KURZE ÜBUNG 1:
Schreiben Sie aus dem Text über Nauru die Stelle ab, die bei „Die Pazifikinsel Nauru“ beginnt und bei „Ärger und Bedauern.“ endet.
KURZE ÜBUNG 2:
Nennen Sie die Einwohnerzahl, die der Text über Nauru für die Pazifikinsel angibt.

TEXTABSCHNITT:
Vor dem Botschaftsgebäudekomplex in Taipeh wurde die Flagge von Nauru entfernt.
Vor dem Botschaftsgebäudekomplex in Taipeh wurde die Flagge von Nauru entfernt.
EPA/RITCHIE B. TONGO

Die Pazifikinsel Nauru gilt mit ihren 12.500 Einwohnern zwar nicht gerade als diplomatisches Schwergewicht. In Taiwan aber sorgt die Entscheidung der Minination, künftig Peking als alleinige Vertretung Chinas anzuerkennen, für Ärger und Bedauern.

"Mit tiefem Bedauern geben wir die Beendigung der diplomatischen Beziehungen mit Nauru bekannt", schrieb das taiwanische Außenministerium am Montagmorgen auf der Social-Media-Plattform X. "Dieser Zeitpunkt ist nicht nur eine Vergeltung Chinas gegen unsere demokratischen Wahlen, sondern auch eine direkte Herausforderung für die internationale Ordnung. Taiwan steht ungebrochen da und wird weiterhin eine Kraft des Guten sein."

Einträge aus einer Sammlung
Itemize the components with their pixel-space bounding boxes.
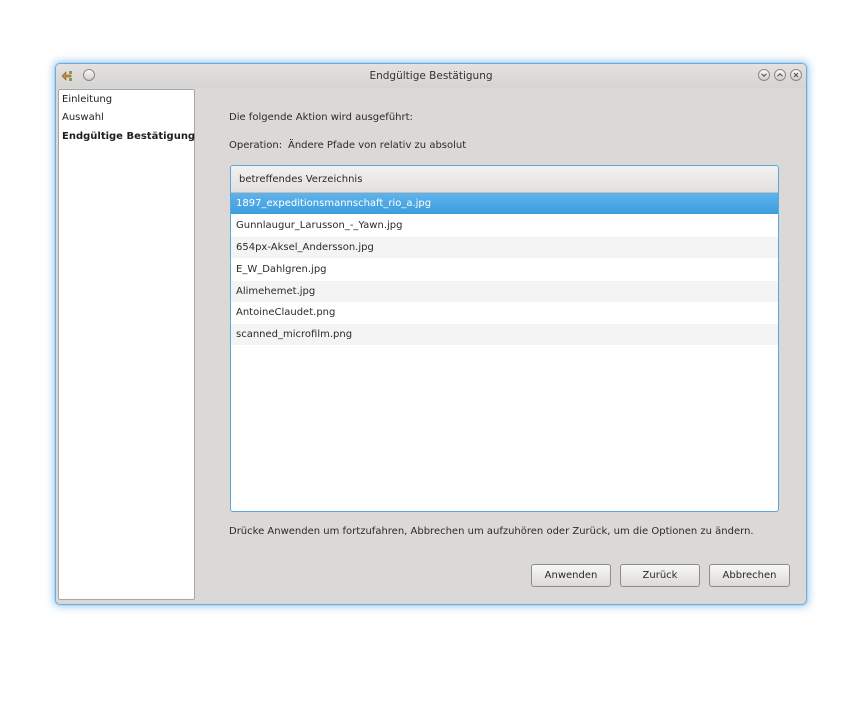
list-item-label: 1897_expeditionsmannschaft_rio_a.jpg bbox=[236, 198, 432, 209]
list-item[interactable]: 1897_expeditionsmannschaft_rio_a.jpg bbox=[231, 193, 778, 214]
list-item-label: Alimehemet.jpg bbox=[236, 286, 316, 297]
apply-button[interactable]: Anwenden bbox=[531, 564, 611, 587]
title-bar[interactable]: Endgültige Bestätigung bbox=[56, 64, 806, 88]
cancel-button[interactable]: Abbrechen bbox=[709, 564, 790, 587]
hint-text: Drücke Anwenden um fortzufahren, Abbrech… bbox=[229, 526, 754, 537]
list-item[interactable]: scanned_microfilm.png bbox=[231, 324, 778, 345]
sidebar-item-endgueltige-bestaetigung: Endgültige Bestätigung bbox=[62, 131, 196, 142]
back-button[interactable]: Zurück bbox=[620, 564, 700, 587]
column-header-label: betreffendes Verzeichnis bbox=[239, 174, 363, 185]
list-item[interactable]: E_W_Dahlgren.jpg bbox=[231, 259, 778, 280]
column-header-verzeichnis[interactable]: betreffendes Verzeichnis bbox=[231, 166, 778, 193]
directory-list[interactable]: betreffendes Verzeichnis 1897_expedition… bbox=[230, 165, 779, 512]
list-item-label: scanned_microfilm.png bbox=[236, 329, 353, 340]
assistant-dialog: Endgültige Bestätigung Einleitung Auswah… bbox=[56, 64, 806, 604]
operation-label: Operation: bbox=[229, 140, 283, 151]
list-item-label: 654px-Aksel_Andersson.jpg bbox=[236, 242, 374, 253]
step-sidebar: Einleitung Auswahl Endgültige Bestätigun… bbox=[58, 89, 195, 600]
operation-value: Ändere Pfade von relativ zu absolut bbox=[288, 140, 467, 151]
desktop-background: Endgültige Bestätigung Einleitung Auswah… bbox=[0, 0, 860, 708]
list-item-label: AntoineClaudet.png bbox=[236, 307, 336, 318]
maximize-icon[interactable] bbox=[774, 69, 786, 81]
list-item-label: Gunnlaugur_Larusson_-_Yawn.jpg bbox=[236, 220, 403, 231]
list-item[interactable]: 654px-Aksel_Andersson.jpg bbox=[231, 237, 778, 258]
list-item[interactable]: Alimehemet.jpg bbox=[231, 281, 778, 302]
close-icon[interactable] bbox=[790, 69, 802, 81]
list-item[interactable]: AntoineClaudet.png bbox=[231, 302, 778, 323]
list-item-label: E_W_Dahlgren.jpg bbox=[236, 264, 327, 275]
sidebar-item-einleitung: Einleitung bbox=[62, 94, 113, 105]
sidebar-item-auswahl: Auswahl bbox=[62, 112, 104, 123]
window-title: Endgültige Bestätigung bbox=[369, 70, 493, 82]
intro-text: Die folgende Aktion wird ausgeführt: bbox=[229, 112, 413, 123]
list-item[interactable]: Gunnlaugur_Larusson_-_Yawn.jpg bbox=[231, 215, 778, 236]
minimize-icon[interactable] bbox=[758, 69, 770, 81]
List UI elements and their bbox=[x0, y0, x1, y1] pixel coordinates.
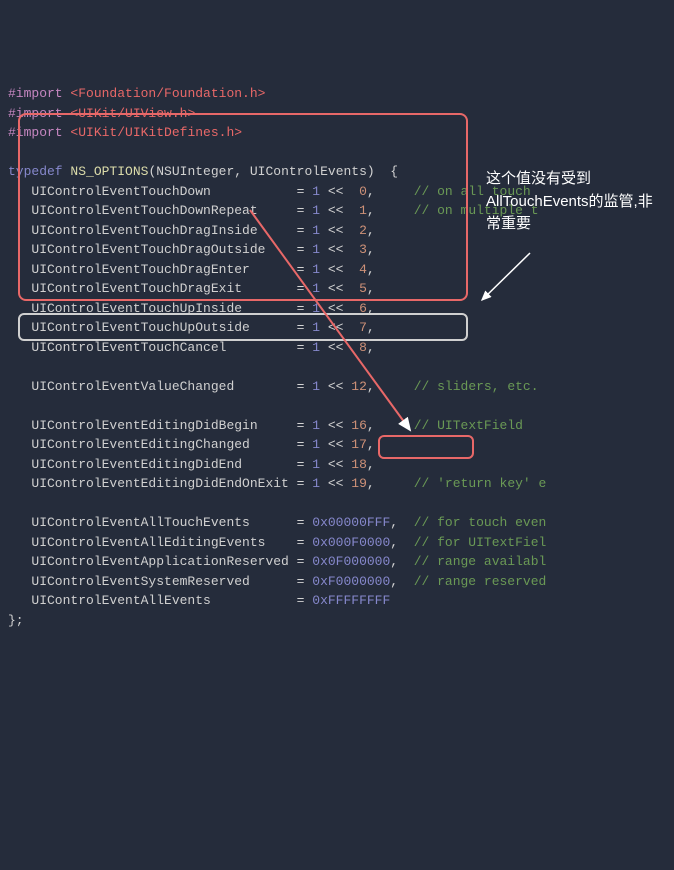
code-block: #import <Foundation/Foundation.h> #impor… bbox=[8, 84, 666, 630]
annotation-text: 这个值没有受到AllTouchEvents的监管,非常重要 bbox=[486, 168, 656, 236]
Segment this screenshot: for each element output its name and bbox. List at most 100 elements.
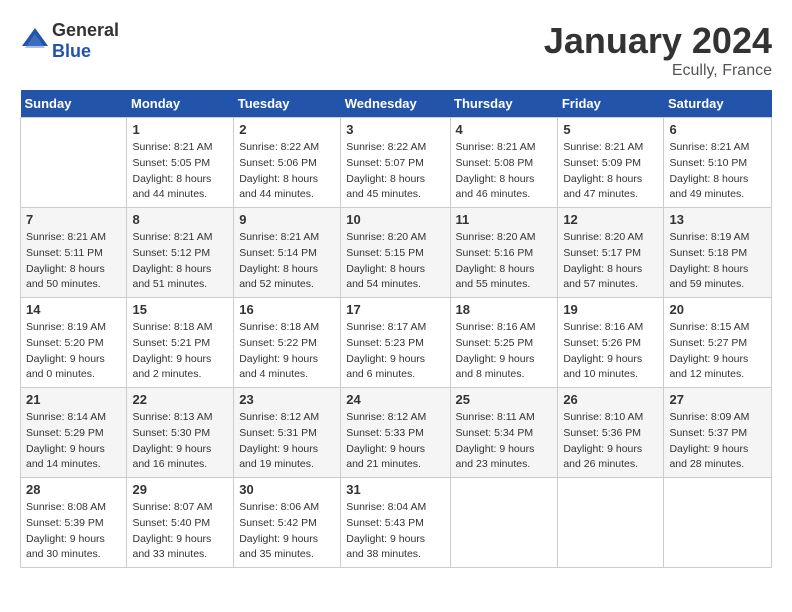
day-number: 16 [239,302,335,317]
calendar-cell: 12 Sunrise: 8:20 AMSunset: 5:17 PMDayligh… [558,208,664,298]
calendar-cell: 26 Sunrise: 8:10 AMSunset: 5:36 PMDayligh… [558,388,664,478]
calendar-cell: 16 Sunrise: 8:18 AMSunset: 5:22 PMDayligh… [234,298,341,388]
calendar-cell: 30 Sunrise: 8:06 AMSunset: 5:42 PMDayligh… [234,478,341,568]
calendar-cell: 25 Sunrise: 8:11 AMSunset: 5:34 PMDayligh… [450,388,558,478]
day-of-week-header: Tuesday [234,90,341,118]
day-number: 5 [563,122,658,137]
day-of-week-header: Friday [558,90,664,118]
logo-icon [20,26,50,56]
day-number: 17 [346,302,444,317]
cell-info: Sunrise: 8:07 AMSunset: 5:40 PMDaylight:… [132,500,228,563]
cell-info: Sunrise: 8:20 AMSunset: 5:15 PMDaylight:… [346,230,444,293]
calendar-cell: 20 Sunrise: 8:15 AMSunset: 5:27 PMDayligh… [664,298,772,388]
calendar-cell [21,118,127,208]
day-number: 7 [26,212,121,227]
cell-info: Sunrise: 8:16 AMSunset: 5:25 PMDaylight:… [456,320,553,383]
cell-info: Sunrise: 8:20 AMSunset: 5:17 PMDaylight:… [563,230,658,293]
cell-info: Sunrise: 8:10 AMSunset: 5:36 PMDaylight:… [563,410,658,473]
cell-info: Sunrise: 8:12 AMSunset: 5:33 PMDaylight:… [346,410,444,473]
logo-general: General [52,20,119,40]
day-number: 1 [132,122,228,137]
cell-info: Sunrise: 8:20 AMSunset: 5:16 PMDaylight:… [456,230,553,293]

ERWARTETE ANTWORT 1:
Die Pazifikinsel Nauru gilt mit ihren 12.500 Einwohnern zwar nicht gerade als diplomatisches Schwergewicht. In Taiwan aber sorgt die Entscheidung der Minination, künftig Peking als alleinige Vertretung Chinas anzuerkennen, für Ärger und Bedauern.

ERWARTETE ANTWORT 2:
Nauru hat 12.500 Einwohner.